Copy every line of the data below without any changes, and leave the pictures out of your copy.

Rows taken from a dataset
>>>
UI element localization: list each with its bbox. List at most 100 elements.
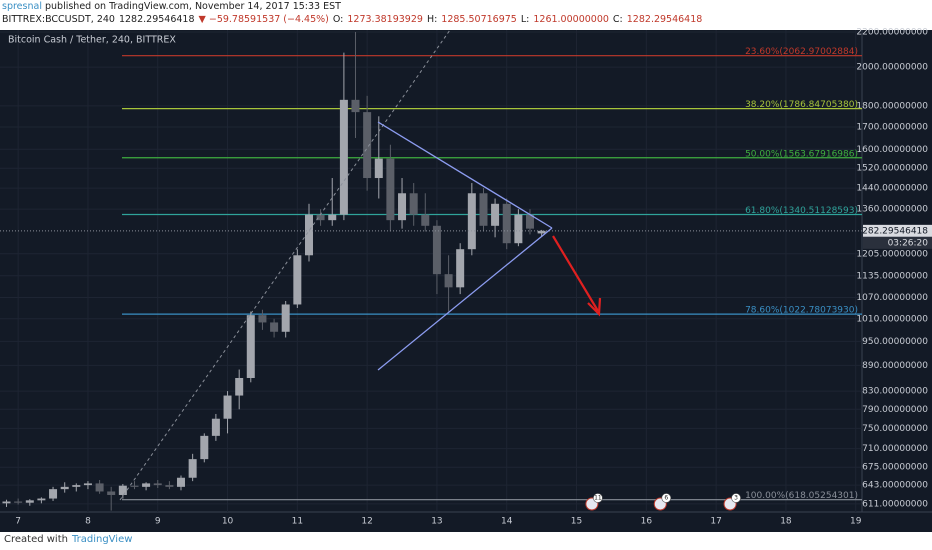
x-tick-label: 12 [361, 517, 372, 527]
x-tick-label: 11 [292, 517, 303, 527]
candle-body [49, 489, 58, 499]
fib-label: 61.80%(1340.51128593) [745, 206, 858, 216]
candle-body [246, 315, 255, 379]
fib-label: 78.60%(1022.78073930) [745, 306, 858, 316]
candle-body [467, 193, 476, 250]
l-value: 1261.00000000 [533, 14, 609, 25]
triangle-upper [377, 121, 553, 229]
candle-body [281, 304, 290, 332]
countdown-box [863, 236, 932, 249]
arrow-head [587, 297, 602, 317]
candle-body [107, 491, 116, 495]
fib-label: 23.60%(2062.97002884) [745, 47, 858, 57]
y-tick-label: 1600.00000000 [856, 145, 928, 155]
y-tick-label: 1440.00000000 [856, 184, 928, 194]
candle-body [456, 249, 465, 288]
symbol-line: BITTREX:BCCUSDT, 240 1282.29546418 ▼ −59.7… [2, 13, 930, 26]
candle-body [374, 158, 383, 179]
candle-body [386, 158, 395, 221]
change: ▼ −59.78591537 (−4.45%) [198, 14, 329, 25]
fib-label: 100.00%(618.05254301) [745, 491, 858, 501]
event-badge [661, 493, 672, 503]
header: spresnal published on TradingView.com, N… [2, 0, 930, 26]
c-value: 1282.29546418 [626, 14, 703, 25]
candle-body [72, 485, 81, 487]
y-tick-label: 1010.00000000 [856, 314, 928, 324]
triangle-lower [377, 227, 553, 371]
x-tick-label: 19 [850, 517, 862, 527]
y-tick-label: 830.00000000 [862, 387, 928, 397]
c-label: C: [612, 14, 623, 25]
event-count: 11 [594, 495, 602, 502]
candle-body [2, 501, 11, 504]
y-tick-label: 750.00000000 [862, 424, 928, 434]
h-label: H: [426, 14, 438, 25]
candle-body [165, 485, 174, 487]
y-tick-label: 675.00000000 [862, 463, 928, 473]
candle-body [118, 485, 127, 495]
y-tick-label: 890.00000000 [862, 361, 928, 371]
y-tick-label: 1800.00000000 [856, 101, 928, 111]
y-tick-label: 950.00000000 [862, 337, 928, 347]
publish-line: spresnal published on TradingView.com, N… [2, 0, 930, 13]
y-tick-label: 1070.00000000 [856, 293, 928, 303]
y-tick-label: 1135.00000000 [856, 271, 928, 281]
x-tick-label: 16 [641, 517, 653, 527]
candle-body [25, 500, 34, 503]
candle-body [176, 477, 185, 487]
candle-body [211, 418, 220, 436]
y-tick-label: 1520.00000000 [856, 164, 928, 174]
x-tick-label: 17 [710, 517, 721, 527]
footer: Created with TradingView [4, 532, 132, 548]
y-tick-label: 611.00000000 [862, 499, 928, 509]
x-tick-label: 8 [85, 517, 91, 527]
chart: 2200.00000000 2000.00000000 1800.00000000 1… [0, 28, 932, 532]
candle-body [83, 483, 92, 486]
footer-brand[interactable]: TradingView [71, 534, 133, 545]
candle-body [316, 214, 325, 221]
candle-body [223, 395, 232, 419]
h-value: 1285.50716975 [441, 14, 517, 25]
y-tick-label: 2000.00000000 [856, 63, 928, 73]
x-tick-label: 9 [155, 517, 161, 527]
candle-body [258, 315, 267, 323]
event-count: 6 [664, 495, 668, 502]
candle-body [432, 225, 441, 275]
candle-body [60, 486, 69, 490]
x-tick-label: 13 [431, 517, 442, 527]
candle-body [200, 435, 209, 460]
o-label: O: [332, 14, 344, 25]
x-tick-label: 10 [222, 517, 234, 527]
candle-body [328, 214, 337, 221]
candle-body [537, 230, 546, 234]
candle-body [398, 193, 407, 221]
candle-body [37, 498, 46, 501]
candle-body [339, 99, 348, 215]
candle-body [363, 112, 372, 179]
event-badge [731, 493, 741, 503]
candle-body [95, 483, 104, 492]
candle-body [14, 501, 23, 503]
candle-body [479, 193, 488, 226]
author[interactable]: spresnal [2, 1, 42, 12]
y-tick-label: 643.00000000 [862, 481, 928, 491]
candle-body [293, 255, 302, 305]
candle-body [514, 214, 523, 244]
last-price-box [863, 224, 932, 237]
candle-body [525, 214, 534, 229]
published: published on TradingView.com, November 1… [44, 1, 341, 12]
l-label: L: [520, 14, 530, 25]
x-tick-label: 18 [780, 517, 792, 527]
candle-body [270, 322, 279, 332]
y-tick-label: 1700.00000000 [856, 122, 928, 132]
candle-body [491, 203, 500, 226]
symbol: BITTREX:BCCUSDT, 240 [2, 14, 115, 25]
fib-label: 50.00%(1563.67916986) [745, 149, 858, 159]
candle-body [351, 99, 360, 113]
event-count: 3 [734, 495, 738, 502]
candle-body [235, 378, 244, 396]
price: 1282.29546418 [118, 14, 195, 25]
y-tick-label: 2200.00000000 [856, 28, 928, 38]
candle-body [502, 203, 511, 244]
x-tick-label: 15 [571, 517, 582, 527]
<<<
## SOLUTION TO THIS TASK:
UI element localization: list each with its bbox. List at most 100 elements.
x-tick-label: 12 [361, 517, 372, 527]
x-tick-label: 11 [292, 517, 303, 527]
candle-body [49, 489, 58, 499]
fib-label: 61.80%(1340.51128593) [745, 206, 858, 216]
candle-body [246, 315, 255, 379]
fib-label: 78.60%(1022.78073930) [745, 306, 858, 316]
candle-body [467, 193, 476, 250]
l-value: 1261.00000000 [533, 14, 609, 25]
triangle-upper [377, 121, 553, 229]
candle-body [281, 304, 290, 332]
countdown-box [863, 236, 932, 249]
arrow-head [587, 297, 602, 317]
candle-body [107, 491, 116, 495]
fib-label: 23.60%(2062.97002884) [745, 47, 858, 57]
y-tick-label: 1600.00000000 [856, 145, 928, 155]
y-tick-label: 1440.00000000 [856, 184, 928, 194]
candle-body [456, 249, 465, 288]
symbol-line: BITTREX:BCCUSDT, 240 1282.29546418 ▼ −59.7… [2, 13, 930, 26]
candle-body [374, 158, 383, 179]
candle-body [386, 158, 395, 221]
change: ▼ −59.78591537 (−4.45%) [198, 14, 329, 25]
fib-label: 100.00%(618.05254301) [745, 491, 858, 501]
event-badge [661, 493, 672, 503]
header: spresnal published on TradingView.com, N… [2, 0, 930, 26]
c-value: 1282.29546418 [626, 14, 703, 25]
candle-body [72, 485, 81, 487]
y-tick-label: 1010.00000000 [856, 314, 928, 324]
triangle-lower [377, 227, 553, 371]
x-tick-label: 19 [850, 517, 862, 527]
y-tick-label: 830.00000000 [862, 387, 928, 397]
c-label: C: [612, 14, 623, 25]
event-count: 11 [594, 495, 602, 502]
candle-body [2, 501, 11, 504]
y-tick-label: 750.00000000 [862, 424, 928, 434]
h-label: H: [426, 14, 438, 25]
candle-body [165, 485, 174, 487]
y-tick-label: 675.00000000 [862, 463, 928, 473]
candle-body [118, 485, 127, 495]
y-tick-label: 890.00000000 [862, 361, 928, 371]
y-tick-label: 1800.00000000 [856, 101, 928, 111]
y-tick-label: 950.00000000 [862, 337, 928, 347]
publish-line: spresnal published on TradingView.com, N… [2, 0, 930, 13]
y-tick-label: 1070.00000000 [856, 293, 928, 303]
y-tick-label: 1135.00000000 [856, 271, 928, 281]
x-tick-label: 16 [641, 517, 653, 527]
candle-body [25, 500, 34, 503]
candle-body [176, 477, 185, 487]
candle-body [211, 418, 220, 436]
y-tick-label: 1520.00000000 [856, 164, 928, 174]
x-tick-label: 17 [710, 517, 721, 527]
footer: Created with TradingView [4, 532, 132, 548]
y-tick-label: 611.00000000 [862, 499, 928, 509]
x-tick-label: 8 [85, 517, 91, 527]
chart: 2200.00000000 2000.00000000 1800.00000000 1… [0, 28, 932, 532]
candle-body [83, 483, 92, 486]
footer-brand[interactable]: TradingView [71, 534, 133, 545]
candle-body [316, 214, 325, 221]
candle-body [223, 395, 232, 419]
h-value: 1285.50716975 [441, 14, 517, 25]
y-tick-label: 2000.00000000 [856, 63, 928, 73]
x-tick-label: 9 [155, 517, 161, 527]
candle-body [258, 315, 267, 323]
event-count: 6 [664, 495, 668, 502]
candle-body [432, 225, 441, 275]
candle-body [60, 486, 69, 490]
x-tick-label: 13 [431, 517, 442, 527]
candle-body [200, 435, 209, 460]
o-label: O: [332, 14, 344, 25]
x-tick-label: 10 [222, 517, 234, 527]
candle-body [328, 214, 337, 221]
candle-body [537, 230, 546, 234]
candle-body [398, 193, 407, 221]
candle-body [37, 498, 46, 501]
candle-body [339, 99, 348, 215]
candle-body [363, 112, 372, 179]
event-badge [731, 493, 741, 503]
candle-body [95, 483, 104, 492]
candle-body [14, 501, 23, 503]
candle-body [479, 193, 488, 226]
author[interactable]: spresnal [2, 1, 42, 12]
y-tick-label: 643.00000000 [862, 481, 928, 491]
candle-body [293, 255, 302, 305]
candle-body [514, 214, 523, 244]
last-price-box [863, 224, 932, 237]
candle-body [525, 214, 534, 229]
published: published on TradingView.com, November 1… [44, 1, 341, 12]
l-label: L: [520, 14, 530, 25]
x-tick-label: 18 [780, 517, 792, 527]
candle-body [270, 322, 279, 332]
y-tick-label: 1700.00000000 [856, 122, 928, 132]
candle-body [491, 203, 500, 226]
symbol: BITTREX:BCCUSDT, 240 [2, 14, 115, 25]
fib-label: 50.00%(1563.67916986) [745, 149, 858, 159]
candle-body [351, 99, 360, 113]
event-count: 3 [734, 495, 738, 502]
candle-body [235, 378, 244, 396]
price: 1282.29546418 [118, 14, 195, 25]
y-tick-label: 2200.00000000 [856, 28, 928, 38]
candle-body [502, 203, 511, 244]
x-tick-label: 15 [571, 517, 582, 527]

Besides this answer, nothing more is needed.